Extracted records
# # # # # # #

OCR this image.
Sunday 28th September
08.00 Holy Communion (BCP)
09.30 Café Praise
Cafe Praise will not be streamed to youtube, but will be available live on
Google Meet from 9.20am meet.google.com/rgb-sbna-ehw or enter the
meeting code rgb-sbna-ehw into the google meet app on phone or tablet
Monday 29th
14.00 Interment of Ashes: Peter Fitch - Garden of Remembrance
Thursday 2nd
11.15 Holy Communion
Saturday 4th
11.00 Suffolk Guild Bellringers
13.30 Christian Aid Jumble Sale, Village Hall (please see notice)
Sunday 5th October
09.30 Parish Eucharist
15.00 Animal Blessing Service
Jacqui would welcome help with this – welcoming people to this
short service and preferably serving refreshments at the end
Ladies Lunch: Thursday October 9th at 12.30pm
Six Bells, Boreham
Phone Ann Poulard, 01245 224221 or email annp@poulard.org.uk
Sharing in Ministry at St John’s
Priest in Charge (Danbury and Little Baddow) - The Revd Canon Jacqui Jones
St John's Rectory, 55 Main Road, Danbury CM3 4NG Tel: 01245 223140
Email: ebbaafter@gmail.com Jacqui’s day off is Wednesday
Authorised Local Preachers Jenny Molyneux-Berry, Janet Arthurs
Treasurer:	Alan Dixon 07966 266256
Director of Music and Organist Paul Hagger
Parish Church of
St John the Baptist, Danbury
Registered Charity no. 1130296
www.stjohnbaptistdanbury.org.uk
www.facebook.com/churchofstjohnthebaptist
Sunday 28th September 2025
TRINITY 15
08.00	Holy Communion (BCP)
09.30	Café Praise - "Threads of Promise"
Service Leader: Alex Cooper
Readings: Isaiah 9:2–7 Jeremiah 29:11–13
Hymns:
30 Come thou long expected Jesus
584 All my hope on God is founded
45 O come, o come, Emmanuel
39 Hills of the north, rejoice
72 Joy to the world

# # # # # # #

* Stated task *
Write out the whole listing again. Match it word for word.

* The output *
OCR this image.
Sunday 28th September
08.00 Holy Communion (BCP)
09.30 Café Praise
Cafe Praise will not be streamed to youtube, but will be available live on
Google Meet from 9.20am meet.google.com/rgb-sbna-ehw or enter the
meeting code rgb-sbna-ehw into the google meet app on phone or tablet
Monday 29th
14.00 Interment of Ashes: Peter Fitch - Garden of Remembrance
Thursday 2nd
11.15 Holy Communion
Saturday 4th
11.00 Suffolk Guild Bellringers
13.30 Christian Aid Jumble Sale, Village Hall (please see notice)
Sunday 5th October
09.30 Parish Eucharist
15.00 Animal Blessing Service
Jacqui would welcome help with this – welcoming people to this
short service and preferably serving refreshments at the end
Ladies Lunch: Thursday October 9th at 12.30pm
Six Bells, Boreham
Phone Ann Poulard, 01245 224221 or email annp@poulard.org.uk
Sharing in Ministry at St John’s
Priest in Charge (Danbury and Little Baddow) - The Revd Canon Jacqui Jones
St John's Rectory, 55 Main Road, Danbury CM3 4NG Tel: 01245 223140
Email: ebbaafter@gmail.com Jacqui’s day off is Wednesday
Authorised Local Preachers Jenny Molyneux-Berry, Janet Arthurs
Treasurer:	Alan Dixon 07966 266256
Director of Music and Organist Paul Hagger
Parish Church of
St John the Baptist, Danbury
Registered Charity no. 1130296
www.stjohnbaptistdanbury.org.uk
www.facebook.com/churchofstjohnthebaptist
Sunday 28th September 2025
TRINITY 15
08.00	Holy Communion (BCP)
09.30	Café Praise - "Threads of Promise"
Service Leader: Alex Cooper
Readings: Isaiah 9:2–7 Jeremiah 29:11–13
Hymns:
30 Come thou long expected Jesus
584 All my hope on God is founded
45 O come, o come, Emmanuel
39 Hills of the north, rejoice
72 Joy to the world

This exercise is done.